Write the records below out in full, character for character, with no pictures.
-------
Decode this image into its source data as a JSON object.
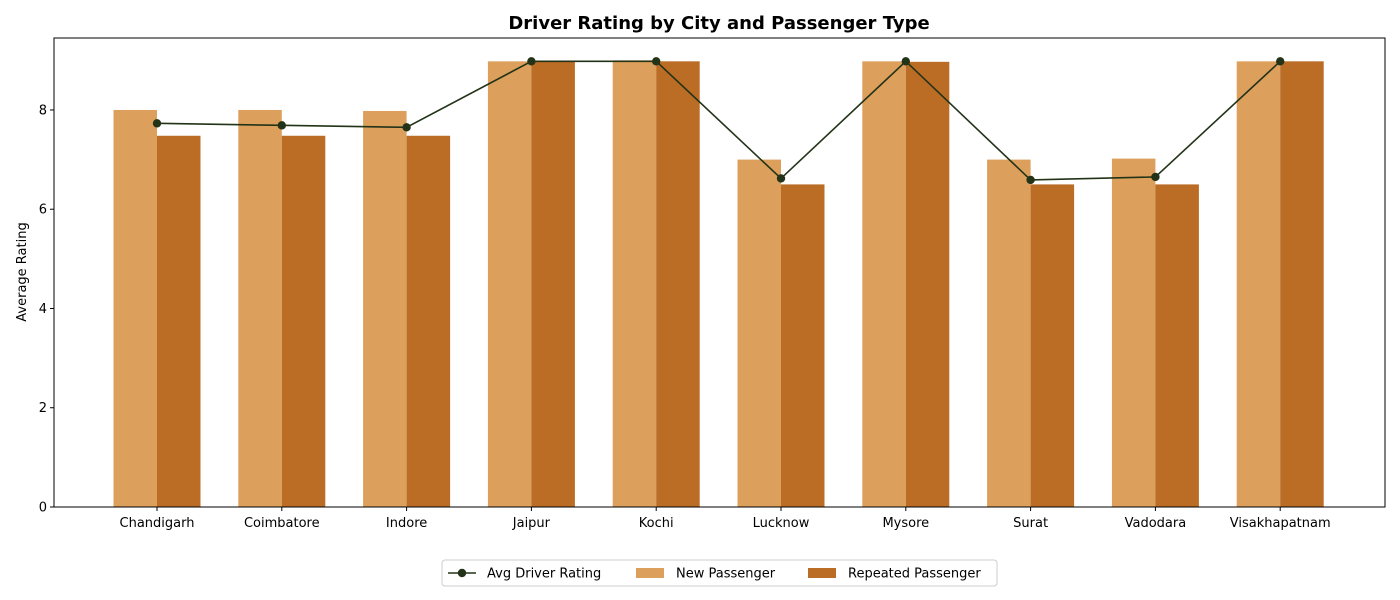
{
  "chart_data": {
    "type": "bar",
    "title": "Driver Rating by City and Passenger Type",
    "xlabel": "",
    "ylabel": "Average Rating",
    "ylim": [
      0,
      9.45
    ],
    "yticks": [
      "0",
      "2",
      "4",
      "6",
      "8"
    ],
    "grid": false,
    "legend_position": "bottom-center",
    "categories": [
      "Chandigarh",
      "Coimbatore",
      "Indore",
      "Jaipur",
      "Kochi",
      "Lucknow",
      "Mysore",
      "Surat",
      "Vadodara",
      "Visakhapatnam"
    ],
    "series": [
      {
        "name": "New Passenger",
        "type": "bar",
        "color": "#dda05c",
        "values": [
          8.0,
          8.0,
          7.98,
          8.98,
          9.0,
          7.0,
          8.98,
          7.0,
          7.02,
          8.98
        ]
      },
      {
        "name": "Repeated Passenger",
        "type": "bar",
        "color": "#bb6c25",
        "values": [
          7.48,
          7.48,
          7.48,
          8.98,
          8.98,
          6.5,
          8.97,
          6.5,
          6.5,
          8.98
        ]
      },
      {
        "name": "Avg Driver Rating",
        "type": "line",
        "color": "#233318",
        "values": [
          7.73,
          7.69,
          7.65,
          8.98,
          8.98,
          6.62,
          8.98,
          6.59,
          6.65,
          8.98
        ]
      }
    ]
  }
}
-------
## The reply
Decode this image into its source data as a JSON object.
{
  "chart_data": {
    "type": "bar",
    "title": "Driver Rating by City and Passenger Type",
    "xlabel": "",
    "ylabel": "Average Rating",
    "ylim": [
      0,
      9.45
    ],
    "yticks": [
      "0",
      "2",
      "4",
      "6",
      "8"
    ],
    "grid": false,
    "legend_position": "bottom-center",
    "categories": [
      "Chandigarh",
      "Coimbatore",
      "Indore",
      "Jaipur",
      "Kochi",
      "Lucknow",
      "Mysore",
      "Surat",
      "Vadodara",
      "Visakhapatnam"
    ],
    "series": [
      {
        "name": "New Passenger",
        "type": "bar",
        "color": "#dda05c",
        "values": [
          8.0,
          8.0,
          7.98,
          8.98,
          9.0,
          7.0,
          8.98,
          7.0,
          7.02,
          8.98
        ]
      },
      {
        "name": "Repeated Passenger",
        "type": "bar",
        "color": "#bb6c25",
        "values": [
          7.48,
          7.48,
          7.48,
          8.98,
          8.98,
          6.5,
          8.97,
          6.5,
          6.5,
          8.98
        ]
      },
      {
        "name": "Avg Driver Rating",
        "type": "line",
        "color": "#233318",
        "values": [
          7.73,
          7.69,
          7.65,
          8.98,
          8.98,
          6.62,
          8.98,
          6.59,
          6.65,
          8.98
        ]
      }
    ]
  }
}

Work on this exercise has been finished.